# Stated problem:
Reproduce all the lines exactly as they stand, apart from the pictures.

Records from a collection of figures
start

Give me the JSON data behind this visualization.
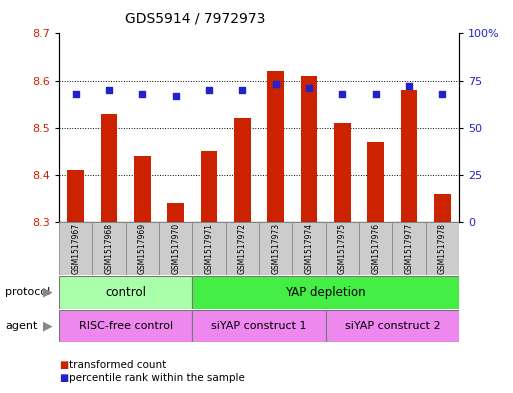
{
  "title": "GDS5914 / 7972973",
  "samples": [
    "GSM1517967",
    "GSM1517968",
    "GSM1517969",
    "GSM1517970",
    "GSM1517971",
    "GSM1517972",
    "GSM1517973",
    "GSM1517974",
    "GSM1517975",
    "GSM1517976",
    "GSM1517977",
    "GSM1517978"
  ],
  "transformed_counts": [
    8.41,
    8.53,
    8.44,
    8.34,
    8.45,
    8.52,
    8.62,
    8.61,
    8.51,
    8.47,
    8.58,
    8.36
  ],
  "percentile_ranks": [
    68,
    70,
    68,
    67,
    70,
    70,
    73,
    71,
    68,
    68,
    72,
    68
  ],
  "ylim_left": [
    8.3,
    8.7
  ],
  "ylim_right": [
    0,
    100
  ],
  "yticks_left": [
    8.3,
    8.4,
    8.5,
    8.6,
    8.7
  ],
  "yticks_right": [
    0,
    25,
    50,
    75,
    100
  ],
  "ytick_labels_right": [
    "0",
    "25",
    "50",
    "75",
    "100%"
  ],
  "bar_color": "#cc2200",
  "dot_color": "#2222cc",
  "bar_bottom": 8.3,
  "grid_color": "#000000",
  "tick_label_color_left": "#cc2200",
  "tick_label_color_right": "#2222cc",
  "bg_color": "#ffffff",
  "plot_bg_color": "#ffffff",
  "sample_cell_color": "#cccccc",
  "sample_cell_edge": "#888888",
  "protocol_control_color": "#aaffaa",
  "protocol_yap_color": "#44ee44",
  "agent_color": "#ee88ee",
  "proto_label": "protocol",
  "agent_label": "agent",
  "legend_bar_label": "transformed count",
  "legend_dot_label": "percentile rank within the sample"
}
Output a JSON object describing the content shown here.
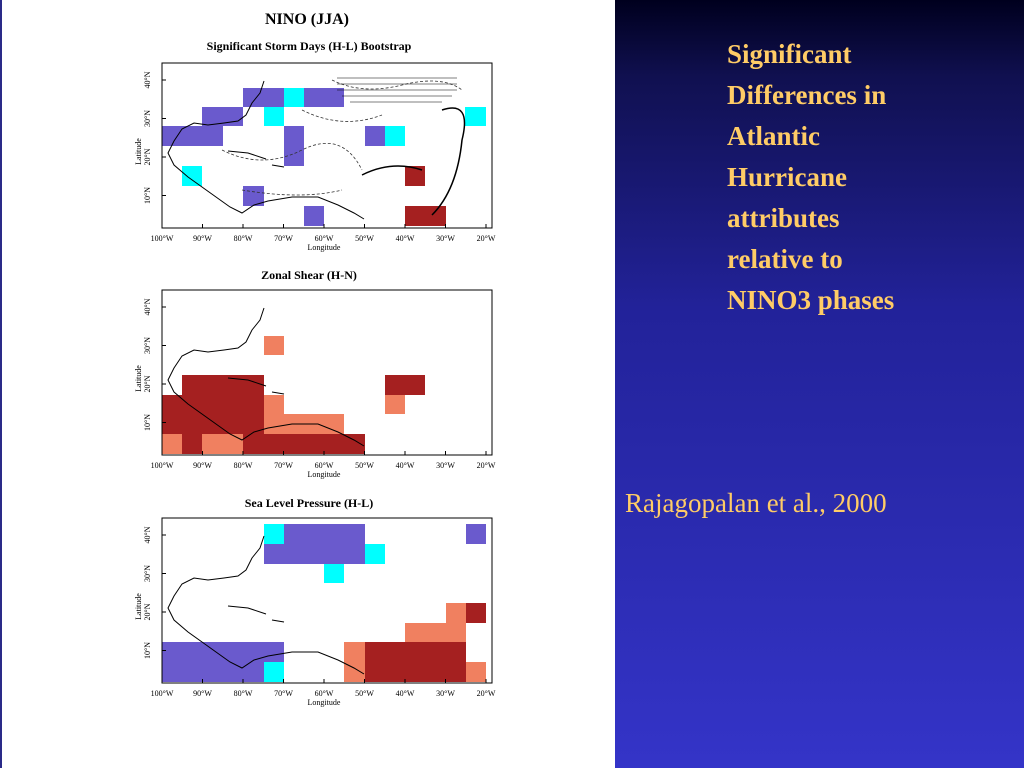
{
  "slide": {
    "heading_lines": [
      "Significant",
      "Differences in",
      "Atlantic",
      "Hurricane",
      "attributes",
      "relative to",
      "NINO3 phases"
    ],
    "citation": "Rajagopalan et al., 2000",
    "figure": {
      "main_title": "NINO (JJA)",
      "panel_titles": [
        "Significant Storm Days (H-L) Bootstrap",
        "Zonal Shear (H-N)",
        "Sea Level Pressure (H-L)"
      ],
      "x_ticks": [
        "100°W",
        "90°W",
        "80°W",
        "70°W",
        "60°W",
        "50°W",
        "40°W",
        "30°W",
        "20°W"
      ],
      "y_ticks": [
        "40°N",
        "30°N",
        "20°N",
        "10°N"
      ],
      "x_axis_label": "Longitude",
      "y_axis_label": "Latitude"
    }
  }
}
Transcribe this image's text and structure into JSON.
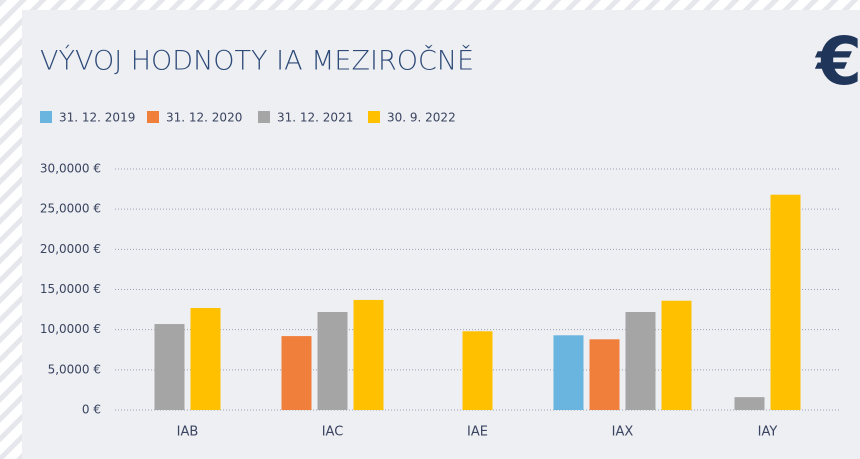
{
  "corner_symbol": "€",
  "chart_data": {
    "type": "bar",
    "title": "VÝVOJ HODNOTY IA MEZIROČNĚ",
    "categories": [
      "IAB",
      "IAC",
      "IAE",
      "IAX",
      "IAY"
    ],
    "series": [
      {
        "name": "31. 12. 2019",
        "color": "#6ab4e0",
        "values": [
          null,
          null,
          null,
          9.3,
          null
        ]
      },
      {
        "name": "31. 12. 2020",
        "color": "#f07f3c",
        "values": [
          null,
          9.2,
          null,
          8.8,
          null
        ]
      },
      {
        "name": "31. 12. 2021",
        "color": "#a5a5a5",
        "values": [
          10.7,
          12.2,
          null,
          12.2,
          1.6
        ]
      },
      {
        "name": "30. 9. 2022",
        "color": "#ffc000",
        "values": [
          12.7,
          13.7,
          9.8,
          13.6,
          26.8
        ]
      }
    ],
    "ylim": [
      0,
      30
    ],
    "yticks": [
      {
        "value": 0,
        "label": "0 €"
      },
      {
        "value": 5,
        "label": "5,0000 €"
      },
      {
        "value": 10,
        "label": "10,0000 €"
      },
      {
        "value": 15,
        "label": "15,0000 €"
      },
      {
        "value": 20,
        "label": "20,0000 €"
      },
      {
        "value": 25,
        "label": "25,0000 €"
      },
      {
        "value": 30,
        "label": "30,0000 €"
      }
    ],
    "grid": true,
    "legend": "top"
  }
}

end

# Final answer:
Give me the JSON data behind this visualization.
{
  "title": "GDS5914 / 7972973",
  "samples": [
    "GSM1517967",
    "GSM1517968",
    "GSM1517969",
    "GSM1517970",
    "GSM1517971",
    "GSM1517972",
    "GSM1517973",
    "GSM1517974",
    "GSM1517975",
    "GSM1517976",
    "GSM1517977",
    "GSM1517978"
  ],
  "transformed_counts": [
    8.41,
    8.53,
    8.44,
    8.34,
    8.45,
    8.52,
    8.62,
    8.61,
    8.51,
    8.47,
    8.58,
    8.36
  ],
  "percentile_ranks": [
    68,
    70,
    68,
    67,
    70,
    70,
    73,
    71,
    68,
    68,
    72,
    68
  ],
  "ylim_left": [
    8.3,
    8.7
  ],
  "ylim_right": [
    0,
    100
  ],
  "yticks_left": [
    8.3,
    8.4,
    8.5,
    8.6,
    8.7
  ],
  "yticks_right": [
    0,
    25,
    50,
    75,
    100
  ],
  "ytick_labels_right": [
    "0",
    "25",
    "50",
    "75",
    "100%"
  ],
  "bar_color": "#cc2200",
  "dot_color": "#2222cc",
  "bar_bottom": 8.3,
  "grid_color": "#000000",
  "tick_label_color_left": "#cc2200",
  "tick_label_color_right": "#2222cc",
  "bg_color": "#ffffff",
  "plot_bg_color": "#ffffff",
  "sample_cell_color": "#cccccc",
  "sample_cell_edge": "#888888",
  "protocol_control_color": "#aaffaa",
  "protocol_yap_color": "#44ee44",
  "agent_color": "#ee88ee",
  "proto_label": "protocol",
  "agent_label": "agent",
  "legend_bar_label": "transformed count",
  "legend_dot_label": "percentile rank within the sample"
}
Output a JSON object describing the content shown here.
{
  "slide": {
    "heading_lines": [
      "Significant",
      "Differences in",
      "Atlantic",
      "Hurricane",
      "attributes",
      "relative to",
      "NINO3 phases"
    ],
    "citation": "Rajagopalan et al., 2000",
    "figure": {
      "main_title": "NINO (JJA)",
      "panel_titles": [
        "Significant Storm Days (H-L) Bootstrap",
        "Zonal Shear (H-N)",
        "Sea Level Pressure (H-L)"
      ],
      "x_ticks": [
        "100°W",
        "90°W",
        "80°W",
        "70°W",
        "60°W",
        "50°W",
        "40°W",
        "30°W",
        "20°W"
      ],
      "y_ticks": [
        "40°N",
        "30°N",
        "20°N",
        "10°N"
      ],
      "x_axis_label": "Longitude",
      "y_axis_label": "Latitude"
    }
  }
}
Transcribe this image's text and structure into JSON.
{
  "corner_symbol": "€",
  "chart_data": {
    "type": "bar",
    "title": "VÝVOJ HODNOTY IA MEZIROČNĚ",
    "categories": [
      "IAB",
      "IAC",
      "IAE",
      "IAX",
      "IAY"
    ],
    "series": [
      {
        "name": "31. 12. 2019",
        "color": "#6ab4e0",
        "values": [
          null,
          null,
          null,
          9.3,
          null
        ]
      },
      {
        "name": "31. 12. 2020",
        "color": "#f07f3c",
        "values": [
          null,
          9.2,
          null,
          8.8,
          null
        ]
      },
      {
        "name": "31. 12. 2021",
        "color": "#a5a5a5",
        "values": [
          10.7,
          12.2,
          null,
          12.2,
          1.6
        ]
      },
      {
        "name": "30. 9. 2022",
        "color": "#ffc000",
        "values": [
          12.7,
          13.7,
          9.8,
          13.6,
          26.8
        ]
      }
    ],
    "ylim": [
      0,
      30
    ],
    "yticks": [
      {
        "value": 0,
        "label": "0 €"
      },
      {
        "value": 5,
        "label": "5,0000 €"
      },
      {
        "value": 10,
        "label": "10,0000 €"
      },
      {
        "value": 15,
        "label": "15,0000 €"
      },
      {
        "value": 20,
        "label": "20,0000 €"
      },
      {
        "value": 25,
        "label": "25,0000 €"
      },
      {
        "value": 30,
        "label": "30,0000 €"
      }
    ],
    "grid": true,
    "legend": "top"
  }
}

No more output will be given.